◆ TASK PROMPT
Copy everything in the piece on Google Ventures' design sprint from "Companies like Nest, Foundation" down to "delivery robot etc.", swapping "hotel delivery robot" for "hotel delivery assistant".

◆ SOURCE TEXT
****

Thursday, July 2, 2015

How to Build A Scalable Prototype Of Your Startup’s Idea In Days

Would you like to build a better prototype of your startup’s idea before taking the next step,then check out Google ventures’ way of achieving that.The Design Sprint is a five-day process for answering critical business questions through design, prototyping, and testing ideas with customers.

Companies like Nest, Foundation Medicine, and Blue Bottle Coffee have used them to answer questions about the fundamental viability of new businesses, to make the first version of new mobile apps, to develop new features for existing products with millions of users, to define marketing strategies, to design reports for medical tests, to create the personality of a hotel delivery robot etc.

The Sprint comes with a book which will be available later.The book contains dozens of behind-the-scenes stories, including Blue Bottle Coffee, Savioke, and Medium. It shows how sprints can fit into virtually any company. And it also provides a detailed step-by-step guide to running your own sprint that goes way beyond our existing articles.

Before the book is available, you can run your own sprint with their basic how-to guide.

SET THE STAGE

Let’s look at what happens before a sprint. You’ll need to choose a big problem, gather your team, clear your calendars, and gather some essential supplies. And you’ll need a deadline. Schedule a user study before you start the sprint — it can be scary, but good deadlines are an essential part of every sprint.

****

◆ EXTRACTED MATERIAL

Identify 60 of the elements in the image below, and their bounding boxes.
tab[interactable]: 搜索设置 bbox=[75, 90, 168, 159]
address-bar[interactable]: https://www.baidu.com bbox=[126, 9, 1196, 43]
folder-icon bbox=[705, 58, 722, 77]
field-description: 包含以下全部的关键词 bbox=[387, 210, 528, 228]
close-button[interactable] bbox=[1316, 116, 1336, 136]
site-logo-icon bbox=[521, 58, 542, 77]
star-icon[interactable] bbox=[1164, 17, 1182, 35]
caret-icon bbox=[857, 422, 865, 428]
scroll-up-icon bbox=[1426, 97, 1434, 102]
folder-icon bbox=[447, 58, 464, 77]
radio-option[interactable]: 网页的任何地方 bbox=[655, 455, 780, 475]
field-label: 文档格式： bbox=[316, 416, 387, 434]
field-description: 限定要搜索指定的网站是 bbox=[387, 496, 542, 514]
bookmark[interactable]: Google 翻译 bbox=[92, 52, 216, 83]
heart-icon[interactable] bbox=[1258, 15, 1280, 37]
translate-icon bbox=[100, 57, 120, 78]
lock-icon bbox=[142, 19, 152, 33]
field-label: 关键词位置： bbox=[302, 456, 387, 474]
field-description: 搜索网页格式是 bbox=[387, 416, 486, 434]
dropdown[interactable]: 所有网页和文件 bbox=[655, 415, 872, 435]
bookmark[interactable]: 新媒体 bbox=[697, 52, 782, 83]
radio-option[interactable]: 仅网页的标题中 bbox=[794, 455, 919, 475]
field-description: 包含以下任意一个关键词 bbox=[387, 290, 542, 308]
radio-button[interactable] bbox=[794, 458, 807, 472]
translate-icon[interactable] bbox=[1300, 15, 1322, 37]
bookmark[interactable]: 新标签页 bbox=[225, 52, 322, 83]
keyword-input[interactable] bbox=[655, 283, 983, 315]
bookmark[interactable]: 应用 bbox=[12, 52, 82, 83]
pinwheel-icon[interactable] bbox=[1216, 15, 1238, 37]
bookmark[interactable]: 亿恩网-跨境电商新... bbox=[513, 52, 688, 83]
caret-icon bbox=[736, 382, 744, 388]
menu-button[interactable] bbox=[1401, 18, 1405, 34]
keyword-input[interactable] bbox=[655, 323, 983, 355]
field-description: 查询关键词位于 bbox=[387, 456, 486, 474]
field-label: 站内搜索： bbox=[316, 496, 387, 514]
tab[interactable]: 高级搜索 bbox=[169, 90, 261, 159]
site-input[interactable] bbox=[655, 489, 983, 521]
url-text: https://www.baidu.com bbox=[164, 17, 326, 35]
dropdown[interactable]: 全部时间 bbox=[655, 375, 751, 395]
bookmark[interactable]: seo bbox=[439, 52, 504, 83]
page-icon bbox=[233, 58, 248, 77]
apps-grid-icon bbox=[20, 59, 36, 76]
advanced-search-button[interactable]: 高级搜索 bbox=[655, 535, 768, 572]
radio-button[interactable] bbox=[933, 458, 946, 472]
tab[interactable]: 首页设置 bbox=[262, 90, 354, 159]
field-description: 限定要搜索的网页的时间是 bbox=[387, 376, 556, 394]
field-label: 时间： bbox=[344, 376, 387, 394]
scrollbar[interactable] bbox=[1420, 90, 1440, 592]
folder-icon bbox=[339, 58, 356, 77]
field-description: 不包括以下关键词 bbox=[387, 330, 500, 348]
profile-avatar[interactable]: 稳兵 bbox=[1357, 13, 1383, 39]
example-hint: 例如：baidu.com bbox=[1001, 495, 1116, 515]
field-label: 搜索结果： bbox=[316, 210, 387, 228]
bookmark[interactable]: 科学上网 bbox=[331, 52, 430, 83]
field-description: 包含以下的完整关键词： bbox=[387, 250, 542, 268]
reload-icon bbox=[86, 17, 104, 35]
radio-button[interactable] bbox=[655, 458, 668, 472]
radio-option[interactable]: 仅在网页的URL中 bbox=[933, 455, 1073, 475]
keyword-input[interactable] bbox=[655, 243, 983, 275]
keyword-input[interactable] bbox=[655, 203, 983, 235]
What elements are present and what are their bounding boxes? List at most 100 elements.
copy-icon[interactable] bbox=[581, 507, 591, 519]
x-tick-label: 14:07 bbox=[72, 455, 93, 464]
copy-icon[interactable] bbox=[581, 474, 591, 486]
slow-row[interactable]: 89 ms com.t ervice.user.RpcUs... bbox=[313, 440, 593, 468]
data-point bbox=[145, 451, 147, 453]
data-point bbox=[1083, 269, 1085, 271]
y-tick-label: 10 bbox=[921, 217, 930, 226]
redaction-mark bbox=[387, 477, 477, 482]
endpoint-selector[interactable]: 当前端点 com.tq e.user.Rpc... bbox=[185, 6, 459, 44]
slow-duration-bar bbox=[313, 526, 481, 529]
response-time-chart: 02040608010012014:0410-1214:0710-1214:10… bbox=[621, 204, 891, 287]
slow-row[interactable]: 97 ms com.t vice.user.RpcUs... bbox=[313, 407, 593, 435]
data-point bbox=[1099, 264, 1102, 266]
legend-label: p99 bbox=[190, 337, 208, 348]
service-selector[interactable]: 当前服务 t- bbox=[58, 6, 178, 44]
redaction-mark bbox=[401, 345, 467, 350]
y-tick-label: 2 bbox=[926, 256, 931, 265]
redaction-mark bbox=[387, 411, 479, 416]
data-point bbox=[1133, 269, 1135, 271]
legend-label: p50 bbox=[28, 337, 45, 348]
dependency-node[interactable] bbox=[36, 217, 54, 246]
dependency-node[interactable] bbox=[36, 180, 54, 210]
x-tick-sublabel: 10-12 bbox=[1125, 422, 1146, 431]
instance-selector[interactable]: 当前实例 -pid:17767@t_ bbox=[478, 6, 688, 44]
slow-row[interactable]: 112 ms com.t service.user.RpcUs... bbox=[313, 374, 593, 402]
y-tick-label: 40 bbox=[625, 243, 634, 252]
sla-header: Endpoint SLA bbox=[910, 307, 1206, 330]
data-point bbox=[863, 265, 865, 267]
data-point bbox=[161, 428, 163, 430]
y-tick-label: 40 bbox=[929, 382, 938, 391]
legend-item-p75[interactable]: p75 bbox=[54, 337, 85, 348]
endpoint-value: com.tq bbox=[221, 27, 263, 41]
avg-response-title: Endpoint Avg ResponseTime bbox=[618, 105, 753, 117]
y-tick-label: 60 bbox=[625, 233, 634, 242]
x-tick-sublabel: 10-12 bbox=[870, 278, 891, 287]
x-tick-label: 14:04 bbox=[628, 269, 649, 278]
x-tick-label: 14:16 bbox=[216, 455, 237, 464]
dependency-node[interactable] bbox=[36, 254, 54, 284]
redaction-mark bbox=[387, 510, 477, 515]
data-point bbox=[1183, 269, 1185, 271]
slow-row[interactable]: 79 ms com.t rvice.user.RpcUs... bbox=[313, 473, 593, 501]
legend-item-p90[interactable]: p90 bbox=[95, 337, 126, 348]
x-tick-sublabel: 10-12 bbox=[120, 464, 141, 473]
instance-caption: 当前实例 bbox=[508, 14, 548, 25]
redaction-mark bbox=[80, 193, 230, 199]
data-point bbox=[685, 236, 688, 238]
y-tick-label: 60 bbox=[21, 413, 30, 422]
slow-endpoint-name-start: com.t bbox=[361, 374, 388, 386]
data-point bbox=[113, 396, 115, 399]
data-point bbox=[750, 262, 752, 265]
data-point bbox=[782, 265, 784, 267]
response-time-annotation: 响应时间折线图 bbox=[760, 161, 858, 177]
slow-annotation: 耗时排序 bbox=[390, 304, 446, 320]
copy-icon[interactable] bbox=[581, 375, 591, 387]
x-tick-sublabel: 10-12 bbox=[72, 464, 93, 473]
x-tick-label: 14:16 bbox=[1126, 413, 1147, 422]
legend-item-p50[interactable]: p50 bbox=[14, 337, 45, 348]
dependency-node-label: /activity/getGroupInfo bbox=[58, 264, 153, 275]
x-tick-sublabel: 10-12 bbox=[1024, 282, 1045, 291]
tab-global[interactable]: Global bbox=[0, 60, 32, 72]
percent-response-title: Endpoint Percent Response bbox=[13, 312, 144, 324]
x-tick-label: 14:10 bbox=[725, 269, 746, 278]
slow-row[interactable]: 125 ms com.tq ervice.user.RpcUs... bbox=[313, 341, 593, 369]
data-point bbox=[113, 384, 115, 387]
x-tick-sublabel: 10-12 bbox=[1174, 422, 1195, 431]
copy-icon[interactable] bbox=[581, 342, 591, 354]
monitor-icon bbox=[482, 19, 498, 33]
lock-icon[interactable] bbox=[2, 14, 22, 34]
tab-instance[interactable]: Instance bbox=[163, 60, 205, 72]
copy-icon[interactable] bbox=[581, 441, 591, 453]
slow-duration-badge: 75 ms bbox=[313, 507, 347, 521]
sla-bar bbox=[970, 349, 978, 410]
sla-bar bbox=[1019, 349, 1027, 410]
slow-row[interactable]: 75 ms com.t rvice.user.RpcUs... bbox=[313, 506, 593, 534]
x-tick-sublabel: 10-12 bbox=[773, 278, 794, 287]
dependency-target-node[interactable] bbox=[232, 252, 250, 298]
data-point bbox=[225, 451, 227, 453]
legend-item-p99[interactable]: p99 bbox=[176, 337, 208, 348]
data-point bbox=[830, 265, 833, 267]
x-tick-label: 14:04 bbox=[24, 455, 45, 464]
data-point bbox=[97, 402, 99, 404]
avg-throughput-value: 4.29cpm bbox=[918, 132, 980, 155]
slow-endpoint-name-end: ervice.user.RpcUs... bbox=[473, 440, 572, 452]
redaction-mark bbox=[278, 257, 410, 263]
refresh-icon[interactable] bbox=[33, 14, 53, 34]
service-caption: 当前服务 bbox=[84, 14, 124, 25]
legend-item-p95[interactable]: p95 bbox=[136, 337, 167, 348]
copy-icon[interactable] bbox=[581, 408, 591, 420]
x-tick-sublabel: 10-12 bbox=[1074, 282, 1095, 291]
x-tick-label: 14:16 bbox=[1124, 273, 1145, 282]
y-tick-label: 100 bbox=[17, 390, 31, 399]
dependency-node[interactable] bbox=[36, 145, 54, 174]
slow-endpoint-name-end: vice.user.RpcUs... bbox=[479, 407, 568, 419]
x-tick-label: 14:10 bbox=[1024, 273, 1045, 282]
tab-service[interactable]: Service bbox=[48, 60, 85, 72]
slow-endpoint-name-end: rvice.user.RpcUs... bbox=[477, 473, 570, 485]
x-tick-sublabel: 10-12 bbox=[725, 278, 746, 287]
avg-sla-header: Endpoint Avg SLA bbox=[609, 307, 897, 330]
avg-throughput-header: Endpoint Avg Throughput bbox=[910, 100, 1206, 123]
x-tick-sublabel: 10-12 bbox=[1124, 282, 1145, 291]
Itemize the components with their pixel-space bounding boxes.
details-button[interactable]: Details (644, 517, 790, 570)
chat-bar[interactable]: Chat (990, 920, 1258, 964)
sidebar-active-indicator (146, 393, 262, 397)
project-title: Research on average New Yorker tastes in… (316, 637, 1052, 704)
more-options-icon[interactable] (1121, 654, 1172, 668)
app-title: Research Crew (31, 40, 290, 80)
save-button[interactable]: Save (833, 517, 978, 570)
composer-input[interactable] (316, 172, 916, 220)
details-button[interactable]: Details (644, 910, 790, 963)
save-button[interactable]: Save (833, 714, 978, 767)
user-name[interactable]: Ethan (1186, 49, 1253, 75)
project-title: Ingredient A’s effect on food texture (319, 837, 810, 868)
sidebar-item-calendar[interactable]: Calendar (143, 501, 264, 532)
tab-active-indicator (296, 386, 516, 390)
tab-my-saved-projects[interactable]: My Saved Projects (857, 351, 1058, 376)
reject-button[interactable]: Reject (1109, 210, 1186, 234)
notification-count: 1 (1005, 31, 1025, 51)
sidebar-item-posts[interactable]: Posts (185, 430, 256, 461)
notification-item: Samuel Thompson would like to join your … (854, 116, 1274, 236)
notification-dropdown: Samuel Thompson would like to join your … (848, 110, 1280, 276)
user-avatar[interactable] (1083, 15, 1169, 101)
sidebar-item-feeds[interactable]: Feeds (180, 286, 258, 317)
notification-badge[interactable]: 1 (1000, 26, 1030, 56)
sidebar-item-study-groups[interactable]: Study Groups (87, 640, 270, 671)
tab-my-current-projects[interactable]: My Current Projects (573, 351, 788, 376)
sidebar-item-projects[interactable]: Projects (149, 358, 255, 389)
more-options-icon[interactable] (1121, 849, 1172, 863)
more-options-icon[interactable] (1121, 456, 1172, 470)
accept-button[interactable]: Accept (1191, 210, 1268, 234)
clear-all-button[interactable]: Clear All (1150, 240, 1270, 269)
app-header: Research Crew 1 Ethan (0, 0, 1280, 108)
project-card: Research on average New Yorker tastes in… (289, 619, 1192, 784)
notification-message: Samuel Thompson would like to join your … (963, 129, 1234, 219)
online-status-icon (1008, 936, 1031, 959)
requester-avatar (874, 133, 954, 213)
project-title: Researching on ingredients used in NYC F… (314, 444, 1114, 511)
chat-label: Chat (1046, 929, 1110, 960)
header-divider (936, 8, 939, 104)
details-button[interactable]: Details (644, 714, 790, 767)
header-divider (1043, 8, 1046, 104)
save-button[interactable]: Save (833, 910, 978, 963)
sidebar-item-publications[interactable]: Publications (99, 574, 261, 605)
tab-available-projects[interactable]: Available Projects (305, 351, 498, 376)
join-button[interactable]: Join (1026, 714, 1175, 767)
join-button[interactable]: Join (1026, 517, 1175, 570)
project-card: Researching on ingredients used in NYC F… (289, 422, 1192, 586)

****

◆ WORKED SOLUTION
Companies like Nest, Foundation Medicine, and Blue Bottle Coffee have used them to answer questions about the fundamental viability of new businesses, to make the first version of new mobile apps, to develop new features for existing products with millions of users, to define marketing strategies, to design reports for medical tests, to create the personality of a hotel delivery assistant etc.